- Record excerpts:

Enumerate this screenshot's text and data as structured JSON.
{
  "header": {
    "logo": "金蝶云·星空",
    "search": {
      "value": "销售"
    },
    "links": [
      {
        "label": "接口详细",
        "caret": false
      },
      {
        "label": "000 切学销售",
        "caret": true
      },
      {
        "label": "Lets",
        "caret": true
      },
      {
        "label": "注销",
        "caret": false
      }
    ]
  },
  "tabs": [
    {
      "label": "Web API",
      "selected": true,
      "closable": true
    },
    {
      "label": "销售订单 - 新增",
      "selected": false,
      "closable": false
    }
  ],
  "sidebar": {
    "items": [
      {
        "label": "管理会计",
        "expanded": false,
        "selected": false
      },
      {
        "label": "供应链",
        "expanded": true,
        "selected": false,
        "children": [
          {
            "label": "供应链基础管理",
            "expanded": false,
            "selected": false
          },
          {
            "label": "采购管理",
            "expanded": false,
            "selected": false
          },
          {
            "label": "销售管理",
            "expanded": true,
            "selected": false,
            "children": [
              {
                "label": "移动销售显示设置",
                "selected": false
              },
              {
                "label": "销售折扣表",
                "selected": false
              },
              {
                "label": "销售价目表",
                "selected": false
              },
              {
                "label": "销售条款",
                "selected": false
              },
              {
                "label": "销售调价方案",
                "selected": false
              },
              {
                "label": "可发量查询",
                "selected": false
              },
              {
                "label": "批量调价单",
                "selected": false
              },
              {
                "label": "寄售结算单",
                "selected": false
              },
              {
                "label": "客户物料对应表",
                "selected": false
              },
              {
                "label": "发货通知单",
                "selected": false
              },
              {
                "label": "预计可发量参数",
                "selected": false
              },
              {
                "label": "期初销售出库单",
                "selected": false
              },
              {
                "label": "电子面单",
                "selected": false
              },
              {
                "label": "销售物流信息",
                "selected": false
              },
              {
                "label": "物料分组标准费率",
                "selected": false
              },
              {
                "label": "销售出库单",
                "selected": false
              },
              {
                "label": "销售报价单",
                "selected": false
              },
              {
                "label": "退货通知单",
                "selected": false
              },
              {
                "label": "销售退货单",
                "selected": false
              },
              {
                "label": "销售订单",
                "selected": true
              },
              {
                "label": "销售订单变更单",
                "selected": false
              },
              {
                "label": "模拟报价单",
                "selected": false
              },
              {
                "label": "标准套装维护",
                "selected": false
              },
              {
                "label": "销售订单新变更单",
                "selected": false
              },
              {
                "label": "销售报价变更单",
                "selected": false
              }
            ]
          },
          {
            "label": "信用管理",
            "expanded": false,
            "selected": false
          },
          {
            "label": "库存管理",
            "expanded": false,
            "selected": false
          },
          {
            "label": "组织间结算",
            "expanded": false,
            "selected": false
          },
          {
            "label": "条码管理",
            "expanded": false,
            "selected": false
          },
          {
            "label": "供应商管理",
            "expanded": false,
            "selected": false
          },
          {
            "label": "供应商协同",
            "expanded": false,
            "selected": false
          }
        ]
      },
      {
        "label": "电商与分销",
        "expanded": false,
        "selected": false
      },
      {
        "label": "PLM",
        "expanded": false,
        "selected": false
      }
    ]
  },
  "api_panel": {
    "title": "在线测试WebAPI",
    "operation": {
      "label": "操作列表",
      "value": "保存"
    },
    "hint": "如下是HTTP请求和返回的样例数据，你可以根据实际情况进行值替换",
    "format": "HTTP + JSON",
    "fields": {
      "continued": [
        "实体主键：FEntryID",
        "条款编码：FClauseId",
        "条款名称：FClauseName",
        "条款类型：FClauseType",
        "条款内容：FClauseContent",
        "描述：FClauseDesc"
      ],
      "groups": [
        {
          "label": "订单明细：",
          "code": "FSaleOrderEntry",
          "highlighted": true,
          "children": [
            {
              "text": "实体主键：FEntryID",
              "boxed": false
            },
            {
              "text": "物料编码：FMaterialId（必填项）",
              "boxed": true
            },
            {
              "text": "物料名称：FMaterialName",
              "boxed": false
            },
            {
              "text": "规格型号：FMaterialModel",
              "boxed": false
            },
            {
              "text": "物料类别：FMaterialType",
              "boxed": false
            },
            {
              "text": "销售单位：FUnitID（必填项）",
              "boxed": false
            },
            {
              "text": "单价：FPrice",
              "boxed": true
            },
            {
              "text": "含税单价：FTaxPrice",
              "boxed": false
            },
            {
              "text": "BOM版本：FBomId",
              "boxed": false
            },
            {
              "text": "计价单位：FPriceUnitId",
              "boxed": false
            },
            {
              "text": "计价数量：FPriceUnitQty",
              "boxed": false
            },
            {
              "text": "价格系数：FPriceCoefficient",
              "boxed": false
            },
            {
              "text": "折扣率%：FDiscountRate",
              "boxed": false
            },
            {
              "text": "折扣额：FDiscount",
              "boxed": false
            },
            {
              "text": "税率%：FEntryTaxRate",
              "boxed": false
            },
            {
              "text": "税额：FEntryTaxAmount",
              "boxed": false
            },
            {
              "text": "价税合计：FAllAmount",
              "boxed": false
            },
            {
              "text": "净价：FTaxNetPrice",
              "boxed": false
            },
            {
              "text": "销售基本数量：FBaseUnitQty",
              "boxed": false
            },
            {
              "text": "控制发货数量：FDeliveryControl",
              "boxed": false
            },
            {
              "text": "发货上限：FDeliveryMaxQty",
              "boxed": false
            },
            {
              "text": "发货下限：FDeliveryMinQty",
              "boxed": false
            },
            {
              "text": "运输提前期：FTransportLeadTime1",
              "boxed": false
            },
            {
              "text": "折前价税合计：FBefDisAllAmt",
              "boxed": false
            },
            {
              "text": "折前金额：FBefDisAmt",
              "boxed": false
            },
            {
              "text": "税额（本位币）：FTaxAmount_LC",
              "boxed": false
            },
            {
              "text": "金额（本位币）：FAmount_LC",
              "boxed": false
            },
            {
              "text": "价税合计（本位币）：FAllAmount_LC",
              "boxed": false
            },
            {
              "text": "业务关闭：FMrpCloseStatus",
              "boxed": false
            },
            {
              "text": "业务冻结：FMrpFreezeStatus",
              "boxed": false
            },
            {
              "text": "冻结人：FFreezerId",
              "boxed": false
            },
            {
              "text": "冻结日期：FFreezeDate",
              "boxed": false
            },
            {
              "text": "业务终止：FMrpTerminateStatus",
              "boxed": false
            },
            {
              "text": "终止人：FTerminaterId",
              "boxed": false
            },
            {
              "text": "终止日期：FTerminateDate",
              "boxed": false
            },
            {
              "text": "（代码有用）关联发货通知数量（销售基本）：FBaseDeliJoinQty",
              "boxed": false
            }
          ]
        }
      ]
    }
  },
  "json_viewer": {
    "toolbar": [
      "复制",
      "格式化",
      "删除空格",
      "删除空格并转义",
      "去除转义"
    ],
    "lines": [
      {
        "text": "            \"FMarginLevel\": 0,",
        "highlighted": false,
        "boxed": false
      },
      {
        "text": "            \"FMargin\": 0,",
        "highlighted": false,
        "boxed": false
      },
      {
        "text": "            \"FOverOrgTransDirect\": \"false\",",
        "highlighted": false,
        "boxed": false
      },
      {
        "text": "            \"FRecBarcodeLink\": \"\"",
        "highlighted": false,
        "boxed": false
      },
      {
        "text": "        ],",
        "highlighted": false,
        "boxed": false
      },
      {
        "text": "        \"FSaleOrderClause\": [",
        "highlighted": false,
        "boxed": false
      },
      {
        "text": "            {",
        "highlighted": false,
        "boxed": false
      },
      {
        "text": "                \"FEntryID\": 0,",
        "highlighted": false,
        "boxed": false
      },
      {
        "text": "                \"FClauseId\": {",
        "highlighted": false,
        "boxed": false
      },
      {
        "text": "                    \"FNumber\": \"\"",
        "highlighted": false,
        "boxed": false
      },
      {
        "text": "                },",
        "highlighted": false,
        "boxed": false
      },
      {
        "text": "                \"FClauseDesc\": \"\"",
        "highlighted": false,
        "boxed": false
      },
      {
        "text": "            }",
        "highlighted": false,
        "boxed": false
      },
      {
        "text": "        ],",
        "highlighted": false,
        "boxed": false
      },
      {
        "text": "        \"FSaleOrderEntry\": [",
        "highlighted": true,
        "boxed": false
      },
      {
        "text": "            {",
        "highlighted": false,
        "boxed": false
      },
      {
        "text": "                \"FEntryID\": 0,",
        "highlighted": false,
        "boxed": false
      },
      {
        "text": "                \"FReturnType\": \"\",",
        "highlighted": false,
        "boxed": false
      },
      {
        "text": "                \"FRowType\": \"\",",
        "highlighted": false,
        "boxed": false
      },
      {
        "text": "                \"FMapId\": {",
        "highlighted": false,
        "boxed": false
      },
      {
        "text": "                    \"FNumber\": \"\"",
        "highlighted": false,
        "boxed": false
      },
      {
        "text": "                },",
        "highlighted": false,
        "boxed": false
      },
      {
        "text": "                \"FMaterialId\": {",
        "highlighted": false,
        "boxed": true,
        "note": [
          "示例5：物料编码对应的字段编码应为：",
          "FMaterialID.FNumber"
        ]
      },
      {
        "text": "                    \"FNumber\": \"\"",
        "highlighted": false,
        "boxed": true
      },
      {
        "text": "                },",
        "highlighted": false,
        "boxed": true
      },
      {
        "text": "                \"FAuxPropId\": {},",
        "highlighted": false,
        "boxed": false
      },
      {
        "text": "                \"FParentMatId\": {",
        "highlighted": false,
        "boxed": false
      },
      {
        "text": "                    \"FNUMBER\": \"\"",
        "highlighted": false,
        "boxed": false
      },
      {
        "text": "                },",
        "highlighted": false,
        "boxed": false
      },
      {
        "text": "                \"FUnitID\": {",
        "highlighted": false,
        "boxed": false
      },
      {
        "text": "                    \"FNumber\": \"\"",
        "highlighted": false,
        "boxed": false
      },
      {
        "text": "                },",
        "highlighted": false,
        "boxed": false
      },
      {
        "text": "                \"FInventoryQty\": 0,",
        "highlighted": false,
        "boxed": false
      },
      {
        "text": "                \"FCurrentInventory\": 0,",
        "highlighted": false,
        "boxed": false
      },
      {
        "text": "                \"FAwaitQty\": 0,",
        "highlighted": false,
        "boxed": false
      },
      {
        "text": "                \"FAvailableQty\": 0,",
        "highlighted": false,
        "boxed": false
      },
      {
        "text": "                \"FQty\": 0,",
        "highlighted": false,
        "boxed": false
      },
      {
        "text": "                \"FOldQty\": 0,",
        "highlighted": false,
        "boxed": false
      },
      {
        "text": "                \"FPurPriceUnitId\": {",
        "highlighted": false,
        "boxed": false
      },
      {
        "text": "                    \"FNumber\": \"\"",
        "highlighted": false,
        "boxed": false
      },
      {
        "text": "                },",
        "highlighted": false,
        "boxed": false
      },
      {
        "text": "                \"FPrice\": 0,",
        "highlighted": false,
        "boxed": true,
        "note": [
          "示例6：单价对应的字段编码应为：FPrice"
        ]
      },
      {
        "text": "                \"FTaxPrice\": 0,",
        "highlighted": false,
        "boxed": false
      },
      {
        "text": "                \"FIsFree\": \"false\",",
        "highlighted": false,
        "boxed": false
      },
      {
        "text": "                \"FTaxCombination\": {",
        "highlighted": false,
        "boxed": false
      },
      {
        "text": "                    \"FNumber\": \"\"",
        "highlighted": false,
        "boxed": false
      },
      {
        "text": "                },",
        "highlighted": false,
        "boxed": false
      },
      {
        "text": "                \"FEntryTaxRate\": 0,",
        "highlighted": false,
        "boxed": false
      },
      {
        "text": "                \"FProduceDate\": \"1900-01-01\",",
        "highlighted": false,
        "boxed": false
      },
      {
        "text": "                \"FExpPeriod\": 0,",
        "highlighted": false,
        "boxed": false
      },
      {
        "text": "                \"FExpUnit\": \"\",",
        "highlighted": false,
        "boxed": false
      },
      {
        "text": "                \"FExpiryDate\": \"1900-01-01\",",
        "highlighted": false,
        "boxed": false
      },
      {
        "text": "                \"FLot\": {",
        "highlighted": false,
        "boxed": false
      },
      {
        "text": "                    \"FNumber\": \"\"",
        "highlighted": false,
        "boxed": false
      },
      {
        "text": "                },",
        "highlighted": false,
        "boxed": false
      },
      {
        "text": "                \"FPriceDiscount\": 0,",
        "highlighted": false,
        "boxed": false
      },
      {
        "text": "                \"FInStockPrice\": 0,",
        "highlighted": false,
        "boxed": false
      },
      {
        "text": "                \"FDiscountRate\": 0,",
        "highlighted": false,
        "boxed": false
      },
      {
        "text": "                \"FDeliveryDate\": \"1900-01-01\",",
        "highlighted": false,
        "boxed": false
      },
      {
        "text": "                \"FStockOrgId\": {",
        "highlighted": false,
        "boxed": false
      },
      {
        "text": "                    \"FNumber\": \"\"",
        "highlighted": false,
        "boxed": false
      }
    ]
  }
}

- Goal of the exercise: List every line in the records above that contains the word "FEntryID".

- Result for this exercise:
        "实体主键：FEntryID",
              "text": "实体主键：FEntryID",
        "text": "                \"FEntryID\": 0,",
        "text": "                \"FEntryID\": 0,",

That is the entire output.